TRY IT: Go through the data below. Pull out every line that has the word "from".

■ ■ ■

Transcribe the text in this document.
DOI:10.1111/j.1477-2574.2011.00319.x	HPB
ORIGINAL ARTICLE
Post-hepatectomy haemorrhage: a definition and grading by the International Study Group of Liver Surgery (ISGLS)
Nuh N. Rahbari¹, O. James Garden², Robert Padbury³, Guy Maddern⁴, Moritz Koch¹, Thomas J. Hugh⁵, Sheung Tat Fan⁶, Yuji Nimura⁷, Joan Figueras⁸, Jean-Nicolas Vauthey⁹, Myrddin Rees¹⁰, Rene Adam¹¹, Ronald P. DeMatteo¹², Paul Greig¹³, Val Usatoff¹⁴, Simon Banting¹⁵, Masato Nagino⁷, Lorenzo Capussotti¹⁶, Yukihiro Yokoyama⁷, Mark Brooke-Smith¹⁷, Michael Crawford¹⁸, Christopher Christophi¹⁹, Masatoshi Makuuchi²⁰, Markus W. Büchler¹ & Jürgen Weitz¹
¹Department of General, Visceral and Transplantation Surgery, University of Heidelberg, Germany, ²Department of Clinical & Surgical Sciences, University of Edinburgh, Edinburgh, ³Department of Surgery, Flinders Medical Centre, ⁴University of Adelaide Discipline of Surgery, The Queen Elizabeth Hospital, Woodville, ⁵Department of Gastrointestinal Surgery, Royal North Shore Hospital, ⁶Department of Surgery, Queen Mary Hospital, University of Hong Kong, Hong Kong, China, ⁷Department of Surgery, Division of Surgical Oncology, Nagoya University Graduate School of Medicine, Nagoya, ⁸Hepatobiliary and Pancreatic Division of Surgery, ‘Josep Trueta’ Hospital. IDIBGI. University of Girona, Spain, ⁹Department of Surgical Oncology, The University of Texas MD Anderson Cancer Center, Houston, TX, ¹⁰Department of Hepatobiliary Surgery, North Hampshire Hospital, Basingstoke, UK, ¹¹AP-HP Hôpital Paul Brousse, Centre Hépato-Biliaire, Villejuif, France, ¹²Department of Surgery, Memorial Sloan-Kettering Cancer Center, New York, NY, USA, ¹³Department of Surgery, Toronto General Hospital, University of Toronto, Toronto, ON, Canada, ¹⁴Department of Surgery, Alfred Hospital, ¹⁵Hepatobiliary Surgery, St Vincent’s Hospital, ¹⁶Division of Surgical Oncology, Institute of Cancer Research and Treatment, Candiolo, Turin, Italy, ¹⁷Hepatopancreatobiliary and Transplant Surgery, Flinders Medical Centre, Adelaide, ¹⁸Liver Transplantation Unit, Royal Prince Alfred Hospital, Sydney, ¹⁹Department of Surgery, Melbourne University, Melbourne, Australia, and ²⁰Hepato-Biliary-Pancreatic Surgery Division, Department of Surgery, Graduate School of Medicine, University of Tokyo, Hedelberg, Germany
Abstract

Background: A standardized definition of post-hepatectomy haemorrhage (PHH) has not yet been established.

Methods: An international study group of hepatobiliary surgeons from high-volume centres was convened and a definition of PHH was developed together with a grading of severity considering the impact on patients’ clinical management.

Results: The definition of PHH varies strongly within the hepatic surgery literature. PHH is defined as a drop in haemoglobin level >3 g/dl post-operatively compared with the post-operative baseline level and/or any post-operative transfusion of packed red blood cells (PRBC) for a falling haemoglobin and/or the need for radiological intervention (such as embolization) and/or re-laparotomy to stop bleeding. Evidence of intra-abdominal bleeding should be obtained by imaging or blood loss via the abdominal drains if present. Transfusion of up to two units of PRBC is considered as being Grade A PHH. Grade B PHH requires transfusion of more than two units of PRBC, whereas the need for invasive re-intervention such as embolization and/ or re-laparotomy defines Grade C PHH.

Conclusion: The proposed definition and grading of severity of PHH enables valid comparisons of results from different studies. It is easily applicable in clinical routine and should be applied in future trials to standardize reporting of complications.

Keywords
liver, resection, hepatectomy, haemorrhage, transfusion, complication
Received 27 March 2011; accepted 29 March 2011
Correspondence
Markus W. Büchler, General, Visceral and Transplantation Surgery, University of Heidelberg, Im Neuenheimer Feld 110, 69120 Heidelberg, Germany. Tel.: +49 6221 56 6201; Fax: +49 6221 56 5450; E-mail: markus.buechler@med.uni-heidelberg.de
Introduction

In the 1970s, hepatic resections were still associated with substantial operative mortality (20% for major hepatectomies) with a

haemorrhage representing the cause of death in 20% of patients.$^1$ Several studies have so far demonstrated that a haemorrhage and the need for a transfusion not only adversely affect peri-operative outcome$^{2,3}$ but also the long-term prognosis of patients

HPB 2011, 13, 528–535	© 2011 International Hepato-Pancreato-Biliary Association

■ ■ ■

RESPONSE AREA:
Methods: An international study group of hepatobiliary surgeons from high-volume centres was convened and a definition of PHH was developed together with a grading of severity considering the impact on patients’ clinical management.
Conclusion: The proposed definition and grading of severity of PHH enables valid comparisons of results from different studies. It is easily applicable in clinical routine and should be applied in future trials to standardize reporting of complications.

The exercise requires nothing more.